> Exercise description: Repeat the material exactly, every line of it.

> Given data:
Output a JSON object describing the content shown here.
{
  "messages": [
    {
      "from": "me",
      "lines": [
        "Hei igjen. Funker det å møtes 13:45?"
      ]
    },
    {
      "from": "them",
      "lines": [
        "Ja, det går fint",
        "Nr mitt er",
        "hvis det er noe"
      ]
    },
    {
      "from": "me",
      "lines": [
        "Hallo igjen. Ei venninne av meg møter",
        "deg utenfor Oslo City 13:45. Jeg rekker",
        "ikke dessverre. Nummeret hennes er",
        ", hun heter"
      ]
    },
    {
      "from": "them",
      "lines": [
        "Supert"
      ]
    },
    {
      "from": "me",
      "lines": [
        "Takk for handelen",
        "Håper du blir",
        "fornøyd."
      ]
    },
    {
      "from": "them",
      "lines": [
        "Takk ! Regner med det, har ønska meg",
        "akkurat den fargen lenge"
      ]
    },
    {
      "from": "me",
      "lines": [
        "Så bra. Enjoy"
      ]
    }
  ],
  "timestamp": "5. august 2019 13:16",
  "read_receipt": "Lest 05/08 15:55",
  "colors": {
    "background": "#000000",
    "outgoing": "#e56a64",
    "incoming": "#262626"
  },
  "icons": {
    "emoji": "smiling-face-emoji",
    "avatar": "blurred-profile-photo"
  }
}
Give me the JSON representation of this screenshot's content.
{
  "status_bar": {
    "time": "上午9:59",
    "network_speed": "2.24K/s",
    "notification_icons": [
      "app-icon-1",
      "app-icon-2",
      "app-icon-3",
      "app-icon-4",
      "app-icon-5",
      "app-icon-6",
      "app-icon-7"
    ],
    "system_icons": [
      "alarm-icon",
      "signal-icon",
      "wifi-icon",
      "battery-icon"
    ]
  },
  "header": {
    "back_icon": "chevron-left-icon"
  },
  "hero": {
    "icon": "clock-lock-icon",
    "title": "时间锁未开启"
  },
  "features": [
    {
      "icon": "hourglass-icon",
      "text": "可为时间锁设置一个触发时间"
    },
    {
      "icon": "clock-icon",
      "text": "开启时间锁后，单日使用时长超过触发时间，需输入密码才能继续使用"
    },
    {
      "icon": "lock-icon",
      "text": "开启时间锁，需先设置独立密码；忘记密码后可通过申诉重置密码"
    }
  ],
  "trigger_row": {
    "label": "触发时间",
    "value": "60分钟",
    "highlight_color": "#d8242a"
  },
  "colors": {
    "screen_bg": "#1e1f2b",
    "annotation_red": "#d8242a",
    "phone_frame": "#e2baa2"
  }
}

> Worked solution:
Output a JSON object describing the content shown here.
{
  "messages": [
    {
      "from": "me",
      "lines": [
        "Hei igjen. Funker det å møtes 13:45?"
      ]
    },
    {
      "from": "them",
      "lines": [
        "Ja, det går fint",
        "Nr mitt er",
        "hvis det er noe"
      ]
    },
    {
      "from": "me",
      "lines": [
        "Hallo igjen. Ei venninne av meg møter",
        "deg utenfor Oslo City 13:45. Jeg rekker",
        "ikke dessverre. Nummeret hennes er",
        ", hun heter"
      ]
    },
    {
      "from": "them",
      "lines": [
        "Supert"
      ]
    },
    {
      "from": "me",
      "lines": [
        "Takk for handelen",
        "Håper du blir",
        "fornøyd."
      ]
    },
    {
      "from": "them",
      "lines": [
        "Takk ! Regner med det, har ønska meg",
        "akkurat den fargen lenge"
      ]
    },
    {
      "from": "me",
      "lines": [
        "Så bra. Enjoy"
      ]
    }
  ],
  "timestamp": "5. august 2019 13:16",
  "read_receipt": "Lest 05/08 15:55",
  "colors": {
    "background": "#000000",
    "outgoing": "#e56a64",
    "incoming": "#262626"
  },
  "icons": {
    "emoji": "smiling-face-emoji",
    "avatar": "blurred-profile-photo"
  }
}
Give me the JSON representation of this screenshot's content.
{
  "status_bar": {
    "time": "上午9:59",
    "network_speed": "2.24K/s",
    "notification_icons": [
      "app-icon-1",
      "app-icon-2",
      "app-icon-3",
      "app-icon-4",
      "app-icon-5",
      "app-icon-6",
      "app-icon-7"
    ],
    "system_icons": [
      "alarm-icon",
      "signal-icon",
      "wifi-icon",
      "battery-icon"
    ]
  },
  "header": {
    "back_icon": "chevron-left-icon"
  },
  "hero": {
    "icon": "clock-lock-icon",
    "title": "时间锁未开启"
  },
  "features": [
    {
      "icon": "hourglass-icon",
      "text": "可为时间锁设置一个触发时间"
    },
    {
      "icon": "clock-icon",
      "text": "开启时间锁后，单日使用时长超过触发时间，需输入密码才能继续使用"
    },
    {
      "icon": "lock-icon",
      "text": "开启时间锁，需先设置独立密码；忘记密码后可通过申诉重置密码"
    }
  ],
  "trigger_row": {
    "label": "触发时间",
    "value": "60分钟",
    "highlight_color": "#d8242a"
  },
  "colors": {
    "screen_bg": "#1e1f2b",
    "annotation_red": "#d8242a",
    "phone_frame": "#e2baa2"
  }
}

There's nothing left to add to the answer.